Count every line of the material that holds the string "документов". Respond with the total only.

^^^^^^^^

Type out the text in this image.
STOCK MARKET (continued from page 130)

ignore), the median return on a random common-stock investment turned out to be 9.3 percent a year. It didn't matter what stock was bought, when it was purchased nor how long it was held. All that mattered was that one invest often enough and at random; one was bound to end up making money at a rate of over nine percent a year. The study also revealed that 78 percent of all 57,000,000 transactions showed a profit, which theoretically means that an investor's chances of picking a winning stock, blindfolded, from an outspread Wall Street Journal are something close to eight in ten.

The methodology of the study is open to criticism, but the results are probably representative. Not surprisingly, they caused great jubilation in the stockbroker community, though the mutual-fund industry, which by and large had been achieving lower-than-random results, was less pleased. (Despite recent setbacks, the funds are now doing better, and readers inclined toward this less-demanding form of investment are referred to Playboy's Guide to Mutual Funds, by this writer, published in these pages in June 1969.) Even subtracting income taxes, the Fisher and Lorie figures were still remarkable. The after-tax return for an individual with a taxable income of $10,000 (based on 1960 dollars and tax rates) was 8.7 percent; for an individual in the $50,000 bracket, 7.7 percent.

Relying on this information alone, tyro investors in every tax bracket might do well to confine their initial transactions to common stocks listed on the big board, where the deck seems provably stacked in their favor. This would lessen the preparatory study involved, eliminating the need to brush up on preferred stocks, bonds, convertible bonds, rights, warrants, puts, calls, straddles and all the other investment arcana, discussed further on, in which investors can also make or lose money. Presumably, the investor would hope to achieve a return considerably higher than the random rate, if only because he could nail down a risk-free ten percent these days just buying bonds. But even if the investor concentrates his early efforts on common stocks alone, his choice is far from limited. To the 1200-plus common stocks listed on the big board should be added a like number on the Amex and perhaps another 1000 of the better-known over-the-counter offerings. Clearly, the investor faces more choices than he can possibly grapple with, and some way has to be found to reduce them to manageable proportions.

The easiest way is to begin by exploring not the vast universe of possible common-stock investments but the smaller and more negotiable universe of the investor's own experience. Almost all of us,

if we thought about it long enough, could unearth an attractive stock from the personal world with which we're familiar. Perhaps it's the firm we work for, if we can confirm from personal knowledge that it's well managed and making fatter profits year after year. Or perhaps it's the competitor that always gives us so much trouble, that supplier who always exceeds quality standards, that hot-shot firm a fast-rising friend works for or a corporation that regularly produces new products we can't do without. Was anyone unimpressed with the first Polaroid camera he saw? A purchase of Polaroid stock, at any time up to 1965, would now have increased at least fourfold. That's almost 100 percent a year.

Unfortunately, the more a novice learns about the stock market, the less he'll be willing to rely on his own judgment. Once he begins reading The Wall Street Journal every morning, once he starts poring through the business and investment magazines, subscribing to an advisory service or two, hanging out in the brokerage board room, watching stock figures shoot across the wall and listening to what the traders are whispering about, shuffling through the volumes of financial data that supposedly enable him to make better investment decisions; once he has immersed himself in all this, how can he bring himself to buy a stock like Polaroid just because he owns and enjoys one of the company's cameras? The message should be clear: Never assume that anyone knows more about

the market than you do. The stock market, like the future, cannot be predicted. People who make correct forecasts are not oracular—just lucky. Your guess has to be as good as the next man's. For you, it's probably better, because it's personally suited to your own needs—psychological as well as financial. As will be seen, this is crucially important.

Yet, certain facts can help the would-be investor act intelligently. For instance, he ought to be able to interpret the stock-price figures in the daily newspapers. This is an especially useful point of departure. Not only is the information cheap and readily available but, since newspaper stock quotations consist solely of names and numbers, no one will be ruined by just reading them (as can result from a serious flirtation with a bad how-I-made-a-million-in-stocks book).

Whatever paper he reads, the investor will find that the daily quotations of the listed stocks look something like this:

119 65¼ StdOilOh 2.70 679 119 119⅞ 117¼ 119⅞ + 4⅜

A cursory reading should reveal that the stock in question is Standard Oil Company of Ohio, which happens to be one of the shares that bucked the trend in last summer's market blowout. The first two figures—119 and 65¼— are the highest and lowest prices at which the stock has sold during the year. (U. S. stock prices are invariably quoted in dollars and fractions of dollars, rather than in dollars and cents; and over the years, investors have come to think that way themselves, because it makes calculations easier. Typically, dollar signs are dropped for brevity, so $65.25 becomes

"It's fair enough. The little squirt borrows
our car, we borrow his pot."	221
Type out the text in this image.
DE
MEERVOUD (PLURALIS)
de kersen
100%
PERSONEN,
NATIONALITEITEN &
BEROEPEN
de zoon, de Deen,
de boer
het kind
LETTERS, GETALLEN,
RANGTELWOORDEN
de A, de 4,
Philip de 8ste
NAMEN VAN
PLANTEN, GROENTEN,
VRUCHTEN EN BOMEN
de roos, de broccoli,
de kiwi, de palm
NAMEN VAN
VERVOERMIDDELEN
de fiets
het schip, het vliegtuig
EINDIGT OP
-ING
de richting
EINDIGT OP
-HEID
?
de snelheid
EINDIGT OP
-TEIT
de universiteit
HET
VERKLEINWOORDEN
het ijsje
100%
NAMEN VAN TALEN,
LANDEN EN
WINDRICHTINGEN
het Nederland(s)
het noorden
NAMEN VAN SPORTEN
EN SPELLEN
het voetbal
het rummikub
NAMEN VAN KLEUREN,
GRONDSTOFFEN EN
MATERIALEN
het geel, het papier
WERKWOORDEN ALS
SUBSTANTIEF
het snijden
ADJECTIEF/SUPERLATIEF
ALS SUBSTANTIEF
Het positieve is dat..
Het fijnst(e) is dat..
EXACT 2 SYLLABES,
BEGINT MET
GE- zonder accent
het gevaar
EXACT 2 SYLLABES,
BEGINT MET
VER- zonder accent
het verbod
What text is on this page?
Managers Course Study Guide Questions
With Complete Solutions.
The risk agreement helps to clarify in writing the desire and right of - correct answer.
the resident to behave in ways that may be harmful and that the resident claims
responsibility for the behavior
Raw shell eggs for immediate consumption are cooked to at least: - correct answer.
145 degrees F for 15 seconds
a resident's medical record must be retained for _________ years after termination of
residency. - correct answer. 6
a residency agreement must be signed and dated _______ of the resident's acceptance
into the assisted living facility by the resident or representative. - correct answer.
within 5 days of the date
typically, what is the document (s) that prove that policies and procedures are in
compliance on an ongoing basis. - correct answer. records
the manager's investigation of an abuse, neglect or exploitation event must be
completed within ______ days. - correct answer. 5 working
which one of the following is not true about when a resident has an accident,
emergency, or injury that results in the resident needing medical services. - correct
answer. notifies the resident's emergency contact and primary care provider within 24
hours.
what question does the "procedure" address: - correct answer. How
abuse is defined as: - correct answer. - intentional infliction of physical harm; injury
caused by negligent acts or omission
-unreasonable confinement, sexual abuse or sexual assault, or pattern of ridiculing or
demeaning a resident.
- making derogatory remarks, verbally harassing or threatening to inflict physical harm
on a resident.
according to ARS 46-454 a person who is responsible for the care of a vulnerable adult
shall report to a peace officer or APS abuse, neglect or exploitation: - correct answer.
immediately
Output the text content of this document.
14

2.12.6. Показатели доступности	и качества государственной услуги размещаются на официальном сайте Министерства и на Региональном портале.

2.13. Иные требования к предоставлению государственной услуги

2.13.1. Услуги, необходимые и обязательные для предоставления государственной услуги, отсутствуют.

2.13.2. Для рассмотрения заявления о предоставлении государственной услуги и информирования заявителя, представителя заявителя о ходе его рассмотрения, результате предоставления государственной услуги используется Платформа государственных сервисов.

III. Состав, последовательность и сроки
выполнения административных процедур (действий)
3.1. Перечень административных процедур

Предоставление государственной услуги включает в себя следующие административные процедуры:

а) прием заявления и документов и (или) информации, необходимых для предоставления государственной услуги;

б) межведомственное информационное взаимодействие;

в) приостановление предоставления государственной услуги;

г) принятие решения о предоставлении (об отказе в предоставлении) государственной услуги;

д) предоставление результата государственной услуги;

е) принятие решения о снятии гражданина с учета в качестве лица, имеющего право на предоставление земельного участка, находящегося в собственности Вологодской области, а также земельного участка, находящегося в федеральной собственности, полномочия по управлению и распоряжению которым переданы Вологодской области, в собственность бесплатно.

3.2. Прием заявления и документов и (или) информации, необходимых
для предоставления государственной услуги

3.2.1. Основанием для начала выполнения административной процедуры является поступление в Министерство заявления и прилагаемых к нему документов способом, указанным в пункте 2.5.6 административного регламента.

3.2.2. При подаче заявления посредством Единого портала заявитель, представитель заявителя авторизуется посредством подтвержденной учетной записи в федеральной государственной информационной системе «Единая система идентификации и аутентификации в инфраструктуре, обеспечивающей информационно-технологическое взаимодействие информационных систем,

^^^^^^^^

Written answer
3